Stored records
= = =
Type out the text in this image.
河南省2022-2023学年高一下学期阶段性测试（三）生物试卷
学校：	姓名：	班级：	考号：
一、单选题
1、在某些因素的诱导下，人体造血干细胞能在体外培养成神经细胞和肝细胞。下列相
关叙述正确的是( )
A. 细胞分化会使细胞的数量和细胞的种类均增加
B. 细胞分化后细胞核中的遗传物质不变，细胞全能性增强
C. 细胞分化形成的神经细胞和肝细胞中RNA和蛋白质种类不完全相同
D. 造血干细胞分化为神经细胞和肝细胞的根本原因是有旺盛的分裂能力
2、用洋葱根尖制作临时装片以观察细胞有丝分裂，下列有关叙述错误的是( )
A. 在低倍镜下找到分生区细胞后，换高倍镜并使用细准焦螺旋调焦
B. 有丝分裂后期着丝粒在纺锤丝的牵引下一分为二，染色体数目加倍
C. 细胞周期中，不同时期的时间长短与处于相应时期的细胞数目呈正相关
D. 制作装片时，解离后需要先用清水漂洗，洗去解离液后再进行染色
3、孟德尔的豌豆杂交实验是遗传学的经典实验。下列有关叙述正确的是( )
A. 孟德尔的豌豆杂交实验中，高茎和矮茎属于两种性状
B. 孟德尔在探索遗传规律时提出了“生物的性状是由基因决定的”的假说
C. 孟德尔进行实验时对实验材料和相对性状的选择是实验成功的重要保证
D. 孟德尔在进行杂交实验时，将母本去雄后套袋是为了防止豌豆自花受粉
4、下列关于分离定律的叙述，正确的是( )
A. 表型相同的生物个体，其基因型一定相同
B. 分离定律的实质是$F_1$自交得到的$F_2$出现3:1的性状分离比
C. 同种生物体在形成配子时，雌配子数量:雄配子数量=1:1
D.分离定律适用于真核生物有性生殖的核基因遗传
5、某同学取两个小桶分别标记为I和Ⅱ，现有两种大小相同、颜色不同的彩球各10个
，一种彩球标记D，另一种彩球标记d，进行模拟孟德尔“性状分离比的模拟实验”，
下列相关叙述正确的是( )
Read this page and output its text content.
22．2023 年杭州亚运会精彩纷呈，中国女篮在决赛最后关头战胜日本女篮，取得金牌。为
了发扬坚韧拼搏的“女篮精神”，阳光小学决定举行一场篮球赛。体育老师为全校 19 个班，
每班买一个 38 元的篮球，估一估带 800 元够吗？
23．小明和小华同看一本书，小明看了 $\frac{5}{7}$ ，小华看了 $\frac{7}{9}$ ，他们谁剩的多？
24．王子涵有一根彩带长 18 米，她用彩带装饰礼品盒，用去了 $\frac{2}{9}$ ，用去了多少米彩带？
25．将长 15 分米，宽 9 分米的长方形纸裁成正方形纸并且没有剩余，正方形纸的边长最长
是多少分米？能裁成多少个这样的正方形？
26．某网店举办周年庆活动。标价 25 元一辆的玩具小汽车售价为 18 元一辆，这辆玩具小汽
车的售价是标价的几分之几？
= = =
* Task to complete
Provide all the records again, word for word.

* Complete response
Type out the text in this image.
河南省2022-2023学年高一下学期阶段性测试（三）生物试卷
学校：	姓名：	班级：	考号：
一、单选题
1、在某些因素的诱导下，人体造血干细胞能在体外培养成神经细胞和肝细胞。下列相
关叙述正确的是( )
A. 细胞分化会使细胞的数量和细胞的种类均增加
B. 细胞分化后细胞核中的遗传物质不变，细胞全能性增强
C. 细胞分化形成的神经细胞和肝细胞中RNA和蛋白质种类不完全相同
D. 造血干细胞分化为神经细胞和肝细胞的根本原因是有旺盛的分裂能力
2、用洋葱根尖制作临时装片以观察细胞有丝分裂，下列有关叙述错误的是( )
A. 在低倍镜下找到分生区细胞后，换高倍镜并使用细准焦螺旋调焦
B. 有丝分裂后期着丝粒在纺锤丝的牵引下一分为二，染色体数目加倍
C. 细胞周期中，不同时期的时间长短与处于相应时期的细胞数目呈正相关
D. 制作装片时，解离后需要先用清水漂洗，洗去解离液后再进行染色
3、孟德尔的豌豆杂交实验是遗传学的经典实验。下列有关叙述正确的是( )
A. 孟德尔的豌豆杂交实验中，高茎和矮茎属于两种性状
B. 孟德尔在探索遗传规律时提出了“生物的性状是由基因决定的”的假说
C. 孟德尔进行实验时对实验材料和相对性状的选择是实验成功的重要保证
D. 孟德尔在进行杂交实验时，将母本去雄后套袋是为了防止豌豆自花受粉
4、下列关于分离定律的叙述，正确的是( )
A. 表型相同的生物个体，其基因型一定相同
B. 分离定律的实质是$F_1$自交得到的$F_2$出现3:1的性状分离比
C. 同种生物体在形成配子时，雌配子数量:雄配子数量=1:1
D.分离定律适用于真核生物有性生殖的核基因遗传
5、某同学取两个小桶分别标记为I和Ⅱ，现有两种大小相同、颜色不同的彩球各10个
，一种彩球标记D，另一种彩球标记d，进行模拟孟德尔“性状分离比的模拟实验”，
下列相关叙述正确的是( )
Read this page and output its text content.
22．2023 年杭州亚运会精彩纷呈，中国女篮在决赛最后关头战胜日本女篮，取得金牌。为
了发扬坚韧拼搏的“女篮精神”，阳光小学决定举行一场篮球赛。体育老师为全校 19 个班，
每班买一个 38 元的篮球，估一估带 800 元够吗？
23．小明和小华同看一本书，小明看了 $\frac{5}{7}$ ，小华看了 $\frac{7}{9}$ ，他们谁剩的多？
24．王子涵有一根彩带长 18 米，她用彩带装饰礼品盒，用去了 $\frac{2}{9}$ ，用去了多少米彩带？
25．将长 15 分米，宽 9 分米的长方形纸裁成正方形纸并且没有剩余，正方形纸的边长最长
是多少分米？能裁成多少个这样的正方形？
26．某网店举办周年庆活动。标价 25 元一辆的玩具小汽车售价为 18 元一辆，这辆玩具小汽
车的售价是标价的几分之几？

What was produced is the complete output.